▶ _Exercise brief_: List all lines of the data that include the string "temperature".

▶ _Data to process_:
##########

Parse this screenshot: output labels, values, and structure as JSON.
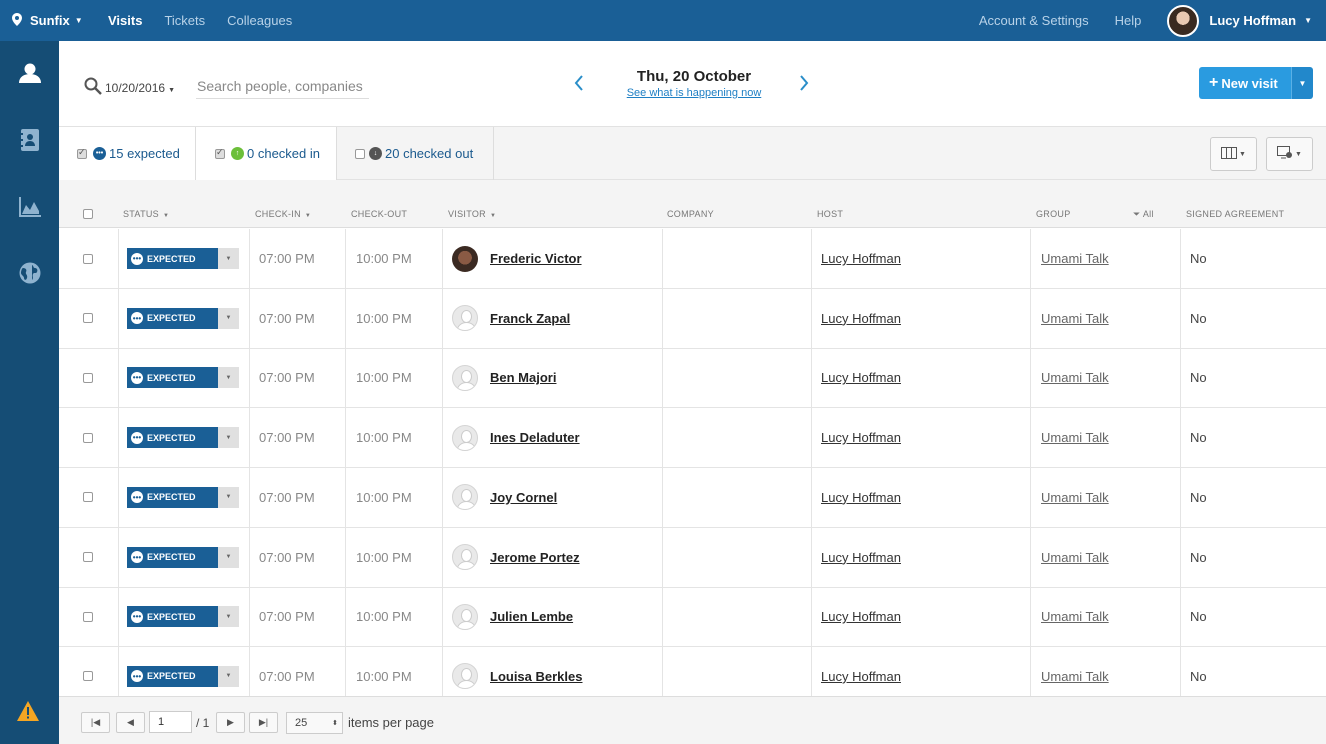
{
  "topbar": {
    "location": "Sunfix",
    "nav": [
      "Visits",
      "Tickets",
      "Colleagues"
    ],
    "account": "Account & Settings",
    "help": "Help",
    "user_name": "Lucy Hoffman"
  },
  "header": {
    "date": "10/20/2016",
    "search_placeholder": "Search people, companies",
    "day_title": "Thu, 20 October",
    "day_link": "See what is happening now",
    "new_visit": "New visit"
  },
  "filters": {
    "expected": "15 expected",
    "checked_in": "0 checked in",
    "checked_out": "20 checked out"
  },
  "columns": {
    "status": "STATUS",
    "check_in": "CHECK-IN",
    "check_out": "CHECK-OUT",
    "visitor": "VISITOR",
    "company": "COMPANY",
    "host": "HOST",
    "group": "GROUP",
    "group_filter": "All",
    "signed": "SIGNED AGREEMENT"
  },
  "rows": [
    {
      "status": "EXPECTED",
      "check_in": "07:00 PM",
      "check_out": "10:00 PM",
      "visitor": "Frederic Victor",
      "company": "",
      "host": "Lucy Hoffman",
      "group": "Umami Talk",
      "signed": "No"
    },
    {
      "status": "EXPECTED",
      "check_in": "07:00 PM",
      "check_out": "10:00 PM",
      "visitor": "Franck Zapal",
      "company": "",
      "host": "Lucy Hoffman",
      "group": "Umami Talk",
      "signed": "No"
    },
    {
      "status": "EXPECTED",
      "check_in": "07:00 PM",
      "check_out": "10:00 PM",
      "visitor": "Ben Majori",
      "company": "",
      "host": "Lucy Hoffman",
      "group": "Umami Talk",
      "signed": "No"
    },
    {
      "status": "EXPECTED",
      "check_in": "07:00 PM",
      "check_out": "10:00 PM",
      "visitor": "Ines Deladuter",
      "company": "",
      "host": "Lucy Hoffman",
      "group": "Umami Talk",
      "signed": "No"
    },
    {
      "status": "EXPECTED",
      "check_in": "07:00 PM",
      "check_out": "10:00 PM",
      "visitor": "Joy Cornel",
      "company": "",
      "host": "Lucy Hoffman",
      "group": "Umami Talk",
      "signed": "No"
    },
    {
      "status": "EXPECTED",
      "check_in": "07:00 PM",
      "check_out": "10:00 PM",
      "visitor": "Jerome Portez",
      "company": "",
      "host": "Lucy Hoffman",
      "group": "Umami Talk",
      "signed": "No"
    },
    {
      "status": "EXPECTED",
      "check_in": "07:00 PM",
      "check_out": "10:00 PM",
      "visitor": "Julien Lembe",
      "company": "",
      "host": "Lucy Hoffman",
      "group": "Umami Talk",
      "signed": "No"
    },
    {
      "status": "EXPECTED",
      "check_in": "07:00 PM",
      "check_out": "10:00 PM",
      "visitor": "Louisa Berkles",
      "company": "",
      "host": "Lucy Hoffman",
      "group": "Umami Talk",
      "signed": "No"
    }
  ],
  "pagination": {
    "page": "1",
    "total": "/ 1",
    "per_page": "25",
    "per_page_label": "items per page"
  },
  "icons": {
    "location": "map-pin-icon",
    "sidebar": [
      "visitors-icon",
      "address-book-icon",
      "chart-icon",
      "globe-icon",
      "warning-icon"
    ]
  },
  "colors": {
    "topbar": "#1a5f96",
    "sidebar": "#154d75",
    "accent": "#2a9be0",
    "status_expected": "#1a5f96",
    "checked_in": "#6cbf3a"
  }
}
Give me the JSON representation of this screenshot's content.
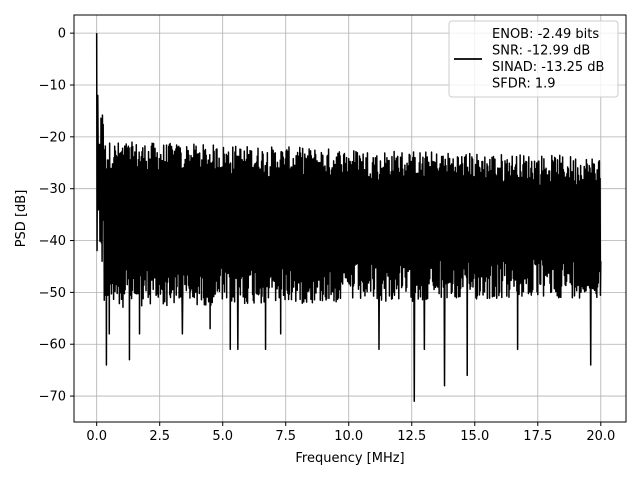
{
  "chart_data": {
    "type": "line",
    "title": "",
    "xlabel": "Frequency [MHz]",
    "ylabel": "PSD [dB]",
    "xlim": [
      -0.9,
      21.0
    ],
    "ylim": [
      -75,
      3.5
    ],
    "xticks": [
      0.0,
      2.5,
      5.0,
      7.5,
      10.0,
      12.5,
      15.0,
      17.5,
      20.0
    ],
    "xtick_labels": [
      "0.0",
      "2.5",
      "5.0",
      "7.5",
      "10.0",
      "12.5",
      "15.0",
      "17.5",
      "20.0"
    ],
    "yticks": [
      0,
      -10,
      -20,
      -30,
      -40,
      -50,
      -60,
      -70
    ],
    "ytick_labels": [
      "0",
      "−10",
      "−20",
      "−30",
      "−40",
      "−50",
      "−60",
      "−70"
    ],
    "grid": true,
    "legend_placement": "top-right",
    "legend_lines": [
      "ENOB: -2.49 bits",
      "SNR: -12.99 dB",
      "SINAD: -13.25 dB",
      "SFDR: 1.9"
    ],
    "series": [
      {
        "color": "#000000",
        "x_range": [
          0.0,
          20.0
        ],
        "points": [
          {
            "x": 0.0,
            "y": 0.0
          },
          {
            "x": 0.04,
            "y": -12
          },
          {
            "x": 0.09,
            "y": -22
          },
          {
            "x": 0.14,
            "y": -40
          },
          {
            "x": 0.22,
            "y": -44
          },
          {
            "x": 0.38,
            "y": -64
          },
          {
            "x": 0.5,
            "y": -58
          },
          {
            "x": 1.3,
            "y": -63
          },
          {
            "x": 1.7,
            "y": -58
          },
          {
            "x": 3.4,
            "y": -58
          },
          {
            "x": 4.5,
            "y": -57
          },
          {
            "x": 5.3,
            "y": -61
          },
          {
            "x": 5.6,
            "y": -61
          },
          {
            "x": 6.7,
            "y": -61
          },
          {
            "x": 7.3,
            "y": -58
          },
          {
            "x": 11.2,
            "y": -61
          },
          {
            "x": 12.6,
            "y": -71
          },
          {
            "x": 13.0,
            "y": -61
          },
          {
            "x": 13.8,
            "y": -68
          },
          {
            "x": 14.7,
            "y": -66
          },
          {
            "x": 16.7,
            "y": -61
          },
          {
            "x": 19.6,
            "y": -64
          },
          {
            "x": 20.0,
            "y": -44
          }
        ]
      }
    ]
  }
}
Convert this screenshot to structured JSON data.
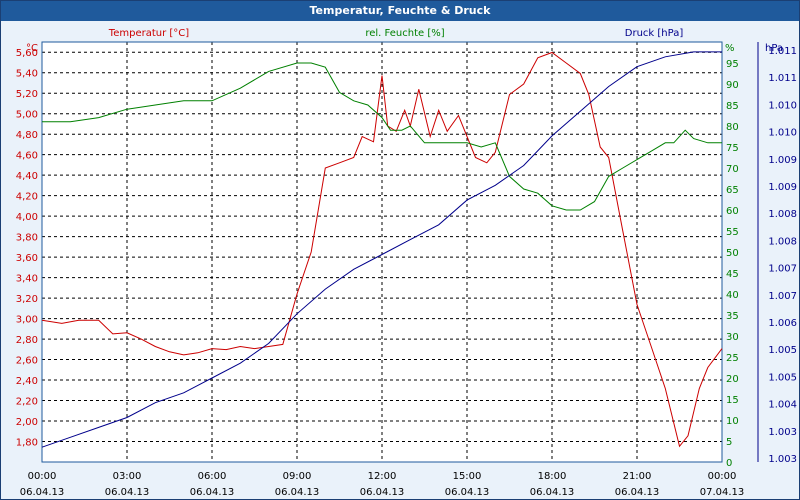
{
  "window": {
    "title": "Temperatur, Feuchte & Druck"
  },
  "chart_data": {
    "type": "line",
    "title": "Temperatur, Feuchte & Druck",
    "colors": {
      "temperature": "#cc0000",
      "humidity": "#008000",
      "pressure": "#00008b",
      "background": "#ffffff",
      "grid": "#000000",
      "frame": "#1f5a9c"
    },
    "grid": "dashed",
    "x_ticks": [
      {
        "time": "00:00",
        "date": "06.04.13"
      },
      {
        "time": "03:00",
        "date": "06.04.13"
      },
      {
        "time": "06:00",
        "date": "06.04.13"
      },
      {
        "time": "09:00",
        "date": "06.04.13"
      },
      {
        "time": "12:00",
        "date": "06.04.13"
      },
      {
        "time": "15:00",
        "date": "06.04.13"
      },
      {
        "time": "18:00",
        "date": "06.04.13"
      },
      {
        "time": "21:00",
        "date": "06.04.13"
      },
      {
        "time": "00:00",
        "date": "07.04.13"
      }
    ],
    "x_range_hours": [
      0,
      24
    ],
    "axes": {
      "temperature": {
        "label": "Temperatur [°C]",
        "unit": "°C",
        "ylim": [
          1.7,
          5.7
        ],
        "ticks": [
          "1,80",
          "2,00",
          "2,20",
          "2,40",
          "2,60",
          "2,80",
          "3,00",
          "3,20",
          "3,40",
          "3,60",
          "3,80",
          "4,00",
          "4,20",
          "4,40",
          "4,60",
          "4,80",
          "5,00",
          "5,20",
          "5,40",
          "5,60"
        ]
      },
      "humidity": {
        "label": "rel. Feuchte [%]",
        "unit": "%",
        "ylim": [
          0,
          100
        ],
        "ticks": [
          "0",
          "5",
          "10",
          "15",
          "20",
          "25",
          "30",
          "35",
          "40",
          "45",
          "50",
          "55",
          "60",
          "65",
          "70",
          "75",
          "80",
          "85",
          "90",
          "95"
        ]
      },
      "pressure": {
        "label": "Druck [hPa]",
        "unit": "hPa",
        "ylim": [
          1.0028,
          1.0113
        ],
        "ticks": [
          "1.003",
          "1.003",
          "1.004",
          "1.005",
          "1.005",
          "1.006",
          "1.007",
          "1.007",
          "1.008",
          "1.008",
          "1.009",
          "1.009",
          "1.010",
          "1.010",
          "1.011",
          "1.011"
        ]
      }
    },
    "series": [
      {
        "name": "Temperatur [°C]",
        "axis": "temperature",
        "x": [
          0,
          0.7,
          1.3,
          2,
          2.5,
          3,
          3.5,
          4,
          4.5,
          5,
          5.5,
          6,
          6.5,
          7,
          7.5,
          8,
          8.5,
          9,
          9.5,
          10,
          10.5,
          11,
          11.3,
          11.7,
          12,
          12.2,
          12.5,
          12.8,
          13,
          13.3,
          13.7,
          14,
          14.3,
          14.7,
          15,
          15.3,
          15.7,
          16,
          16.5,
          17,
          17.5,
          18,
          18.5,
          19,
          19.3,
          19.7,
          20,
          20.5,
          21,
          21.5,
          22,
          22.5,
          22.8,
          23.2,
          23.5,
          24
        ],
        "y": [
          3.05,
          3.02,
          3.05,
          3.05,
          2.92,
          2.93,
          2.87,
          2.8,
          2.75,
          2.72,
          2.74,
          2.78,
          2.77,
          2.8,
          2.78,
          2.8,
          2.82,
          3.3,
          3.7,
          4.5,
          4.55,
          4.6,
          4.8,
          4.75,
          5.38,
          4.9,
          4.85,
          5.05,
          4.9,
          5.25,
          4.8,
          5.05,
          4.85,
          5.0,
          4.8,
          4.6,
          4.55,
          4.65,
          5.2,
          5.3,
          5.55,
          5.6,
          5.5,
          5.4,
          5.2,
          4.7,
          4.6,
          3.9,
          3.2,
          2.8,
          2.4,
          1.85,
          1.95,
          2.4,
          2.6,
          2.78
        ]
      },
      {
        "name": "rel. Feuchte [%]",
        "axis": "humidity",
        "x": [
          0,
          1,
          2,
          3,
          4,
          5,
          6,
          7,
          8,
          9,
          9.5,
          10,
          10.5,
          11,
          11.5,
          12,
          12.3,
          12.7,
          13,
          13.5,
          14,
          14.5,
          15,
          15.5,
          16,
          16.5,
          17,
          17.5,
          18,
          18.5,
          19,
          19.5,
          20,
          20.5,
          21,
          21.5,
          22,
          22.3,
          22.7,
          23,
          23.5,
          24
        ],
        "y": [
          81,
          81,
          82,
          84,
          85,
          86,
          86,
          89,
          93,
          95,
          95,
          94,
          88,
          86,
          85,
          82,
          79,
          79,
          80,
          76,
          76,
          76,
          76,
          75,
          76,
          68,
          65,
          64,
          61,
          60,
          60,
          62,
          68,
          70,
          72,
          74,
          76,
          76,
          79,
          77,
          76,
          76
        ]
      },
      {
        "name": "Druck [hPa]",
        "axis": "pressure",
        "x": [
          0,
          1,
          2,
          3,
          4,
          5,
          6,
          7,
          8,
          9,
          10,
          11,
          12,
          13,
          14,
          15,
          16,
          17,
          18,
          19,
          20,
          21,
          22,
          23,
          24
        ],
        "y": [
          1.0031,
          1.0033,
          1.0035,
          1.0037,
          1.004,
          1.0042,
          1.0045,
          1.0048,
          1.0052,
          1.0058,
          1.0063,
          1.0067,
          1.007,
          1.0073,
          1.0076,
          1.0081,
          1.0084,
          1.0088,
          1.0094,
          1.0099,
          1.0104,
          1.0108,
          1.011,
          1.0111,
          1.0111
        ]
      }
    ]
  }
}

##########

▶ _Answer below_:
      "temperature": "#cc0000",
      "temperature": {
        "axis": "temperature",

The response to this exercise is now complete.